AVAILABLE RECORDS.
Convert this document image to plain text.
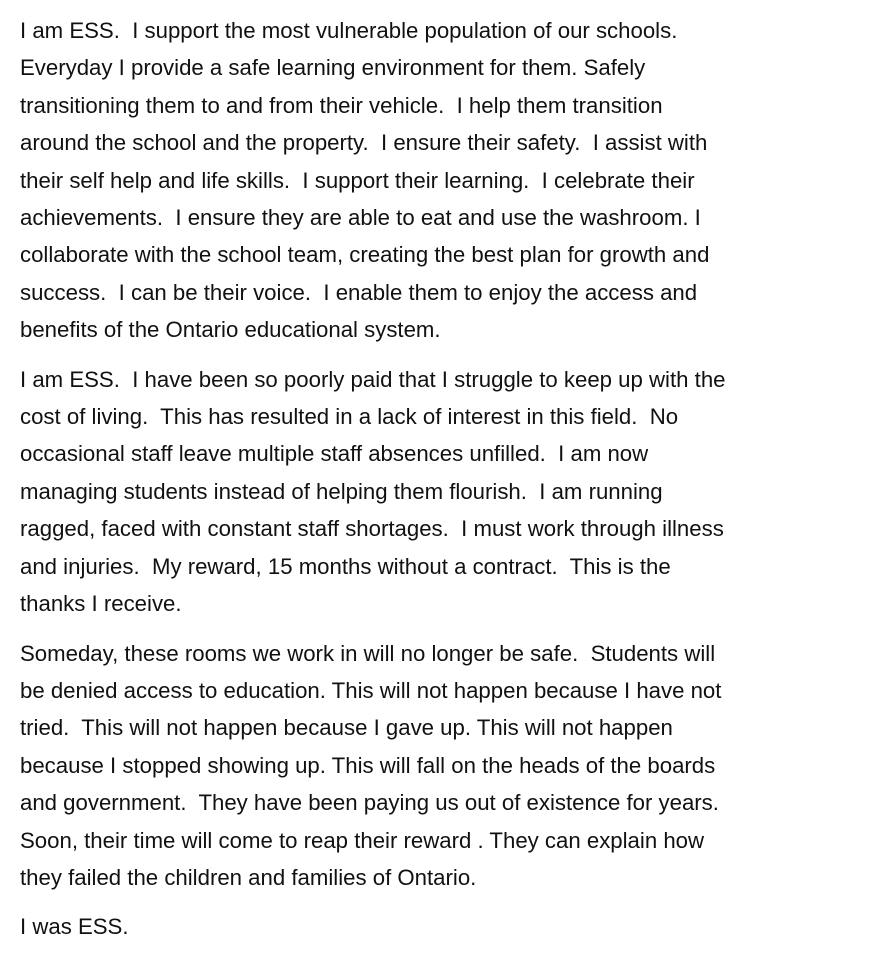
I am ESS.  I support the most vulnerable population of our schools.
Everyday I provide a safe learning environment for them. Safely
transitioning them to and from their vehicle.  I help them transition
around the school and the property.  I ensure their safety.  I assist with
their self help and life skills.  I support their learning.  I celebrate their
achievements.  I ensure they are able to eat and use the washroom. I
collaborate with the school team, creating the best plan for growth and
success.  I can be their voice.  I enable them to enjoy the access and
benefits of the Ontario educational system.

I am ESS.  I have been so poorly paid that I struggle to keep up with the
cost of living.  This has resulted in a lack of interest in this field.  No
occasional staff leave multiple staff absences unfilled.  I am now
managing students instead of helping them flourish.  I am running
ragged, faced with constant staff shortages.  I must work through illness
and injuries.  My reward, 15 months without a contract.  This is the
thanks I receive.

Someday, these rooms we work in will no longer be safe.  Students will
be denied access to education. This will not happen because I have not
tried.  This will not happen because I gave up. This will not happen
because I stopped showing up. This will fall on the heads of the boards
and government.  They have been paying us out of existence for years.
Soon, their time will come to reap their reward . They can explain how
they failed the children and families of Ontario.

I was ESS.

==

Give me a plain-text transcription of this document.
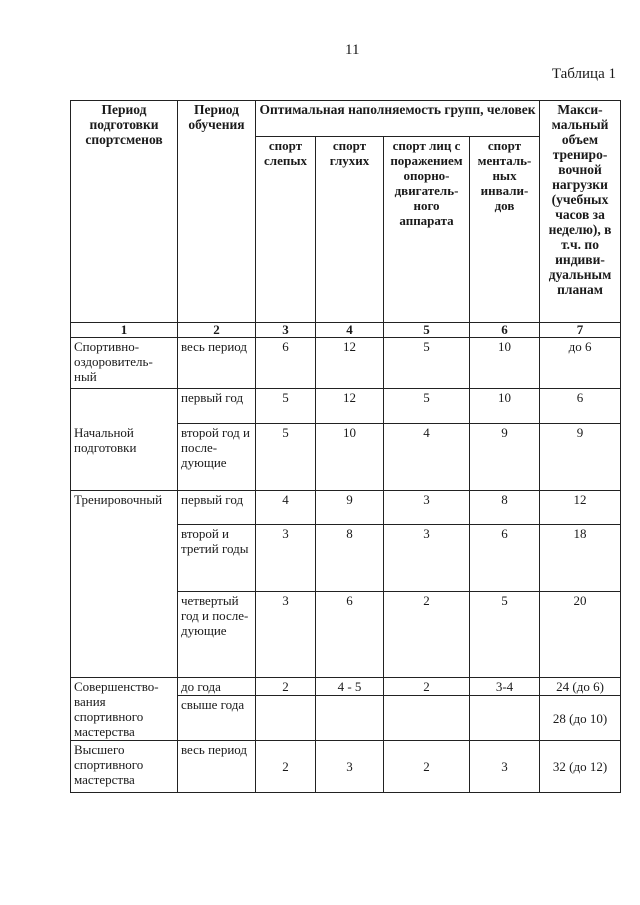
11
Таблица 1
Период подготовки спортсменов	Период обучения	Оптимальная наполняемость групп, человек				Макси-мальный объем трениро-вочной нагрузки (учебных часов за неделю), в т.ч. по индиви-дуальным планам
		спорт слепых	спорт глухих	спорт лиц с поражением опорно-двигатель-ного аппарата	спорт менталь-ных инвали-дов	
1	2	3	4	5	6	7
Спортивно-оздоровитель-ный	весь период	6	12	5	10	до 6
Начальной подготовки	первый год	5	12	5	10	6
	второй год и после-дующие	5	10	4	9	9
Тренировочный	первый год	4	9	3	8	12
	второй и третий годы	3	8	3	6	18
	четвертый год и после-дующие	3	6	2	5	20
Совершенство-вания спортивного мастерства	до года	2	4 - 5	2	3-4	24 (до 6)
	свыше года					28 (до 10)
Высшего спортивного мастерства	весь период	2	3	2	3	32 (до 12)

SHORT TASK. Find each line holding "happen". Copy it out.

REPLY.
be denied access to education. This will not happen because I have not
tried.  This will not happen because I gave up. This will not happen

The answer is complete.